● **Exercise description**
Wherever "Cliente" appears in a line, list that line.

[Dataset entries]

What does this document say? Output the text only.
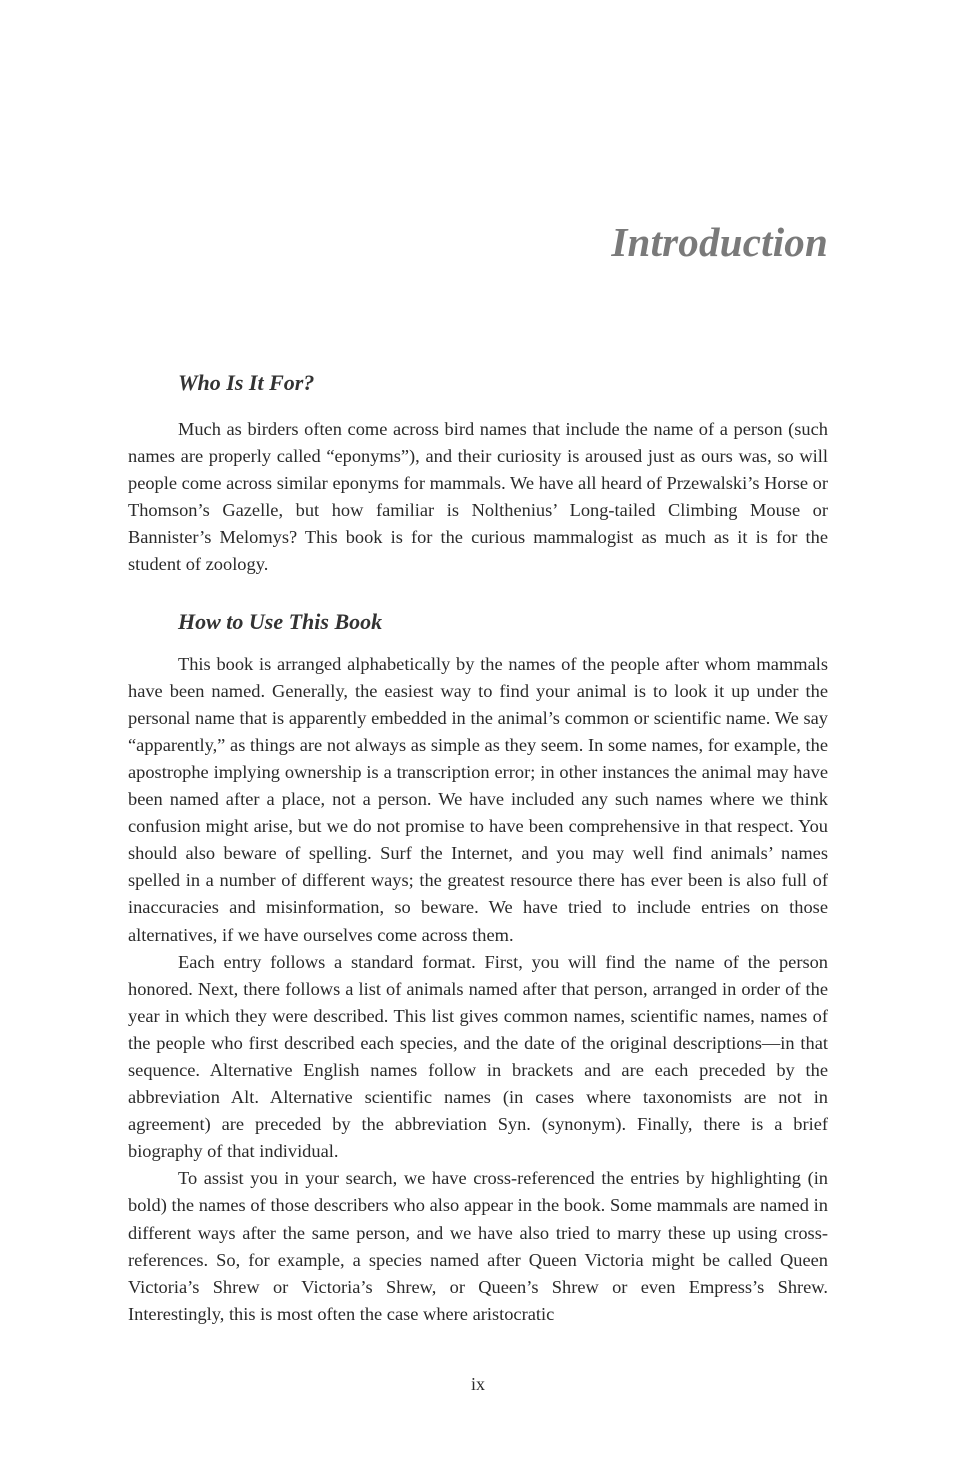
Introduction
Who Is It For?

Much as birders often come across bird names that include the name of a person (such names are properly called “eponyms”), and their curiosity is aroused just as ours was, so will people come across similar eponyms for mammals. We have all heard of Przewalski’s Horse or Thomson’s Gazelle, but how familiar is Nolthenius’ Long-tailed Climbing Mouse or Bannister’s Melomys? This book is for the curious mammalogist as much as it is for the student of zoology.

How to Use This Book

This book is arranged alphabetically by the names of the people after whom mammals have been named. Generally, the easiest way to find your animal is to look it up under the personal name that is apparently embedded in the animal’s common or scientific name. We say “apparently,” as things are not always as simple as they seem. In some names, for example, the apostrophe implying ownership is a transcription error; in other instances the animal may have been named after a place, not a person. We have included any such names where we think confusion might arise, but we do not promise to have been comprehensive in that respect. You should also beware of spelling. Surf the Internet, and you may well find animals’ names spelled in a number of different ways; the greatest resource there has ever been is also full of inaccuracies and misinformation, so beware. We have tried to include entries on those alternatives, if we have ourselves come across them.

Each entry follows a standard format. First, you will find the name of the person honored. Next, there follows a list of animals named after that person, arranged in order of the year in which they were described. This list gives common names, scientific names, names of the people who first described each species, and the date of the original descriptions—in that sequence. Alternative English names follow in brackets and are each preceded by the abbreviation Alt. Alternative scientific names (in cases where taxonomists are not in agreement) are preceded by the abbreviation Syn. (synonym). Finally, there is a brief biography of that individual.

To assist you in your search, we have cross-referenced the entries by highlighting (in bold) the names of those describers who also appear in the book. Some mammals are named in different ways after the same person, and we have also tried to marry these up using cross-references. So, for example, a species named after Queen Victoria might be called Queen Victoria’s Shrew or Victoria’s Shrew, or Queen’s Shrew or even Empress’s Shrew. Interestingly, this is most often the case where aristocratic

ix
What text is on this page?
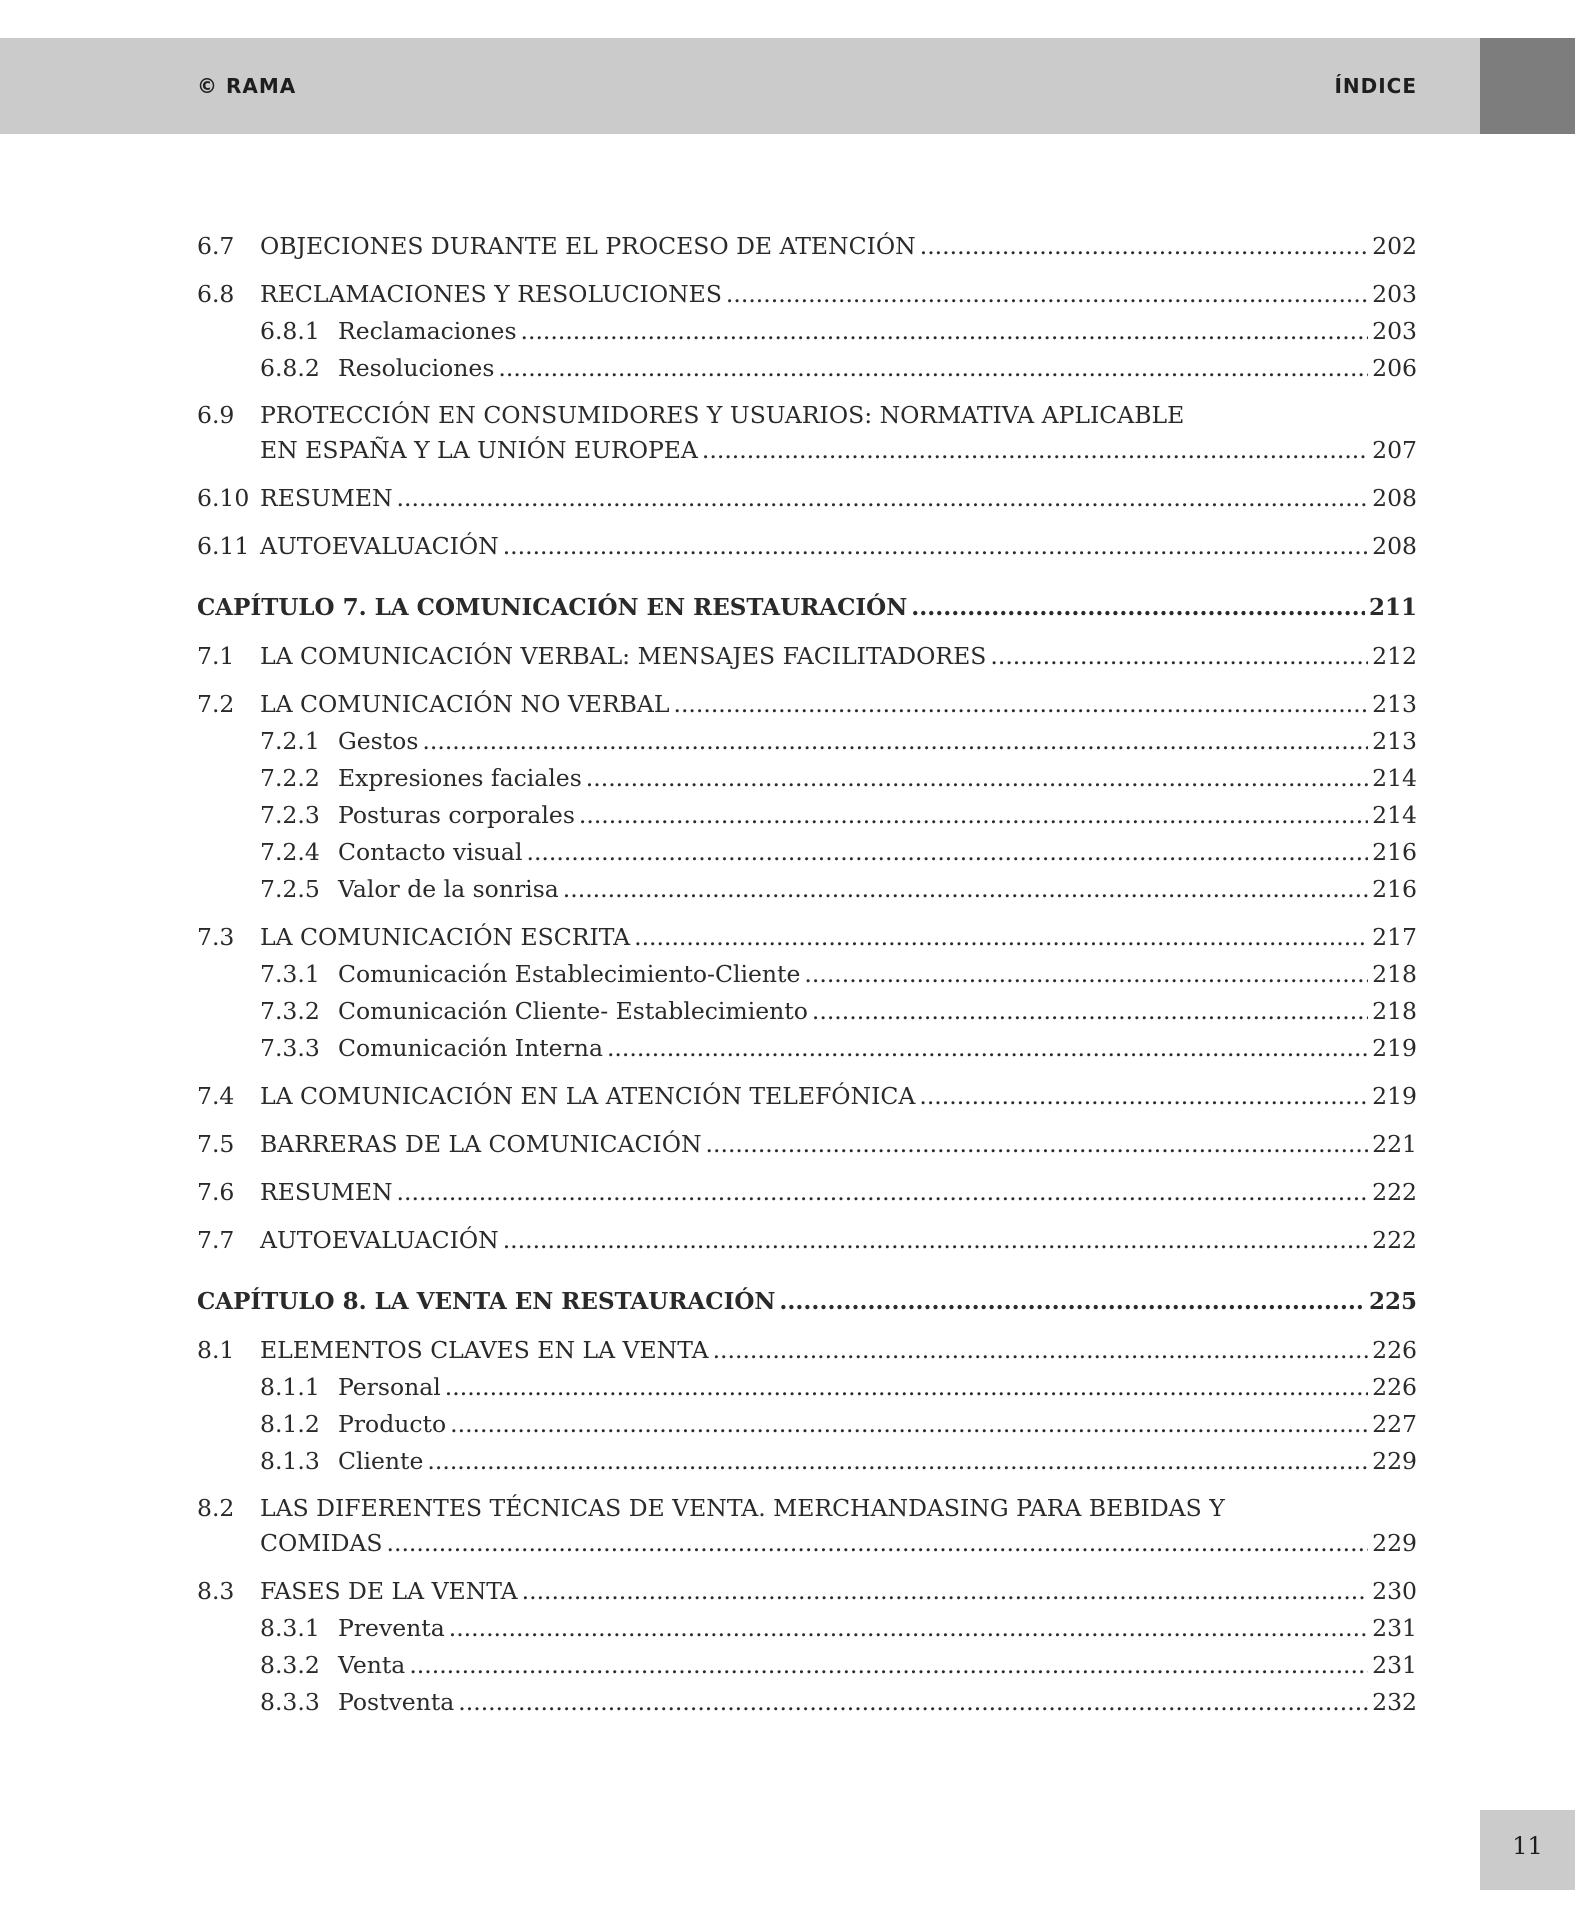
© RAMA	ÍNDICE
6.7	OBJECIONES DURANTE EL PROCESO DE ATENCIÓN .....	202
6.8	RECLAMACIONES Y RESOLUCIONES .....	203
6.8.1 Reclamaciones .....	203
6.8.2 Resoluciones .....	206
6.9	PROTECCIÓN EN CONSUMIDORES Y USUARIOS: NORMATIVA APLICABLE
EN ESPAÑA Y LA UNIÓN EUROPEA .....	207
6.10 RESUMEN .....	208
6.11 AUTOEVALUACIÓN .....	208
CAPÍTULO 7. LA COMUNICACIÓN EN RESTAURACIÓN .....	211
7.1	LA COMUNICACIÓN VERBAL: MENSAJES FACILITADORES .....	212
7.2	LA COMUNICACIÓN NO VERBAL .....	213
7.2.1 Gestos .....	213
7.2.2 Expresiones faciales .....	214
7.2.3 Posturas corporales .....	214
7.2.4 Contacto visual .....	216
7.2.5 Valor de la sonrisa .....	216
7.3	LA COMUNICACIÓN ESCRITA .....	217
7.3.1 Comunicación Establecimiento-Cliente .....	218
7.3.2 Comunicación Cliente- Establecimiento .....	218
7.3.3 Comunicación Interna .....	219
7.4	LA COMUNICACIÓN EN LA ATENCIÓN TELEFÓNICA .....	219
7.5	BARRERAS DE LA COMUNICACIÓN .....	221
7.6	RESUMEN .....	222
7.7	AUTOEVALUACIÓN .....	222
CAPÍTULO 8. LA VENTA EN RESTAURACIÓN .....	225
8.1	ELEMENTOS CLAVES EN LA VENTA .....	226
8.1.1 Personal .....	226
8.1.2 Producto .....	227
8.1.3 Cliente .....	229
8.2	LAS DIFERENTES TÉCNICAS DE VENTA. MERCHANDASING PARA BEBIDAS Y
COMIDAS .....	229
8.3	FASES DE LA VENTA .....	230
8.3.1 Preventa .....	231
8.3.2 Venta .....	231
8.3.3 Postventa .....	232
11
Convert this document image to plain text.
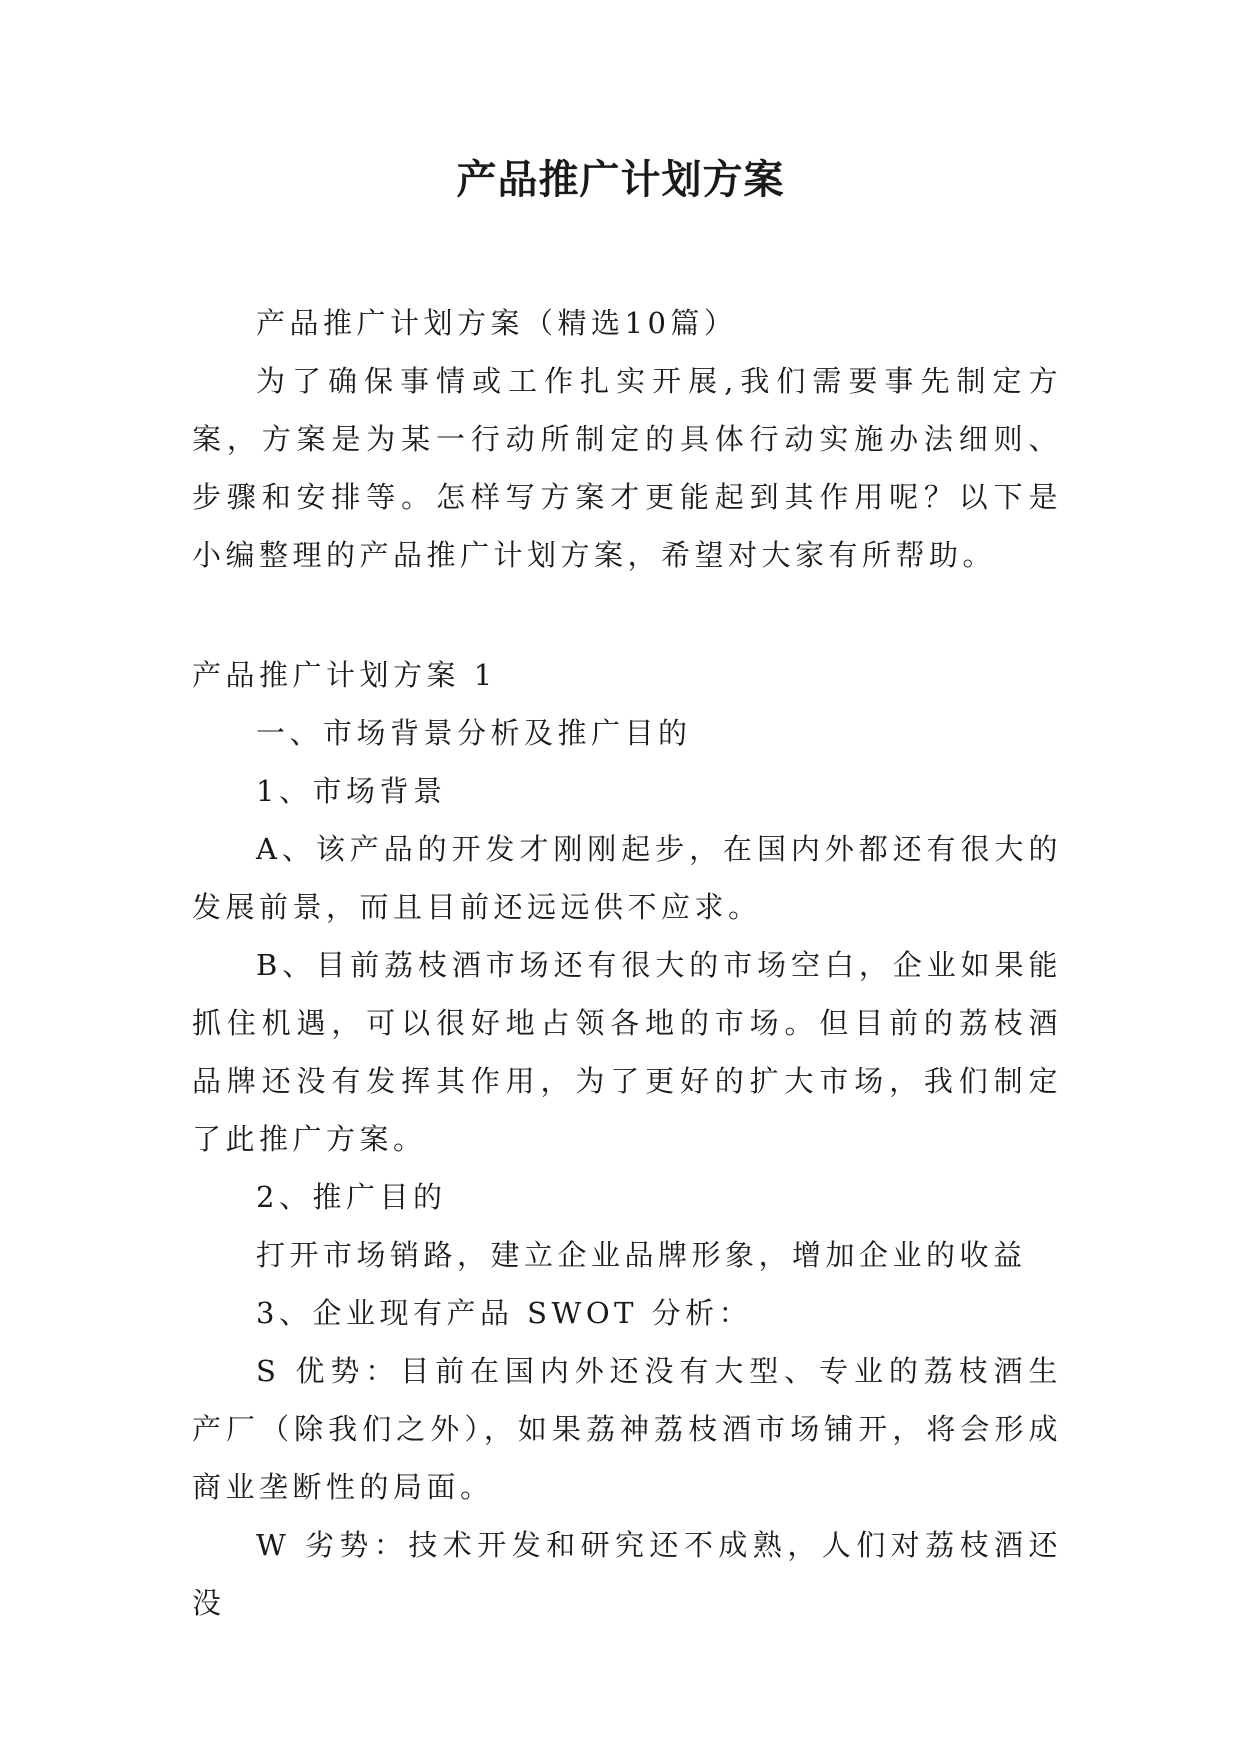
产品推广计划方案

产品推广计划方案（精选10篇）

为了确保事情或工作扎实开展,我们需要事先制定方案，方案是为某一行动所制定的具体行动实施办法细则、步骤和安排等。怎样写方案才更能起到其作用呢？以下是小编整理的产品推广计划方案，希望对大家有所帮助。

产品推广计划方案 1

一、市场背景分析及推广目的

1、市场背景

A、该产品的开发才刚刚起步，在国内外都还有很大的发展前景，而且目前还远远供不应求。

B、目前荔枝酒市场还有很大的市场空白，企业如果能抓住机遇，可以很好地占领各地的市场。但目前的荔枝酒品牌还没有发挥其作用，为了更好的扩大市场，我们制定了此推广方案。

2、推广目的

打开市场销路，建立企业品牌形象，增加企业的收益

3、企业现有产品 SWOT 分析：

S 优势：目前在国内外还没有大型、专业的荔枝酒生产厂（除我们之外），如果荔神荔枝酒市场铺开，将会形成商业垄断性的局面。

W 劣势：技术开发和研究还不成熟，人们对荔枝酒还没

● **Answer to the exercise**
7.3.1 Comunicación Establecimiento-Cliente .....	218
7.3.2 Comunicación Cliente- Establecimiento .....	218
8.1.3 Cliente .....	229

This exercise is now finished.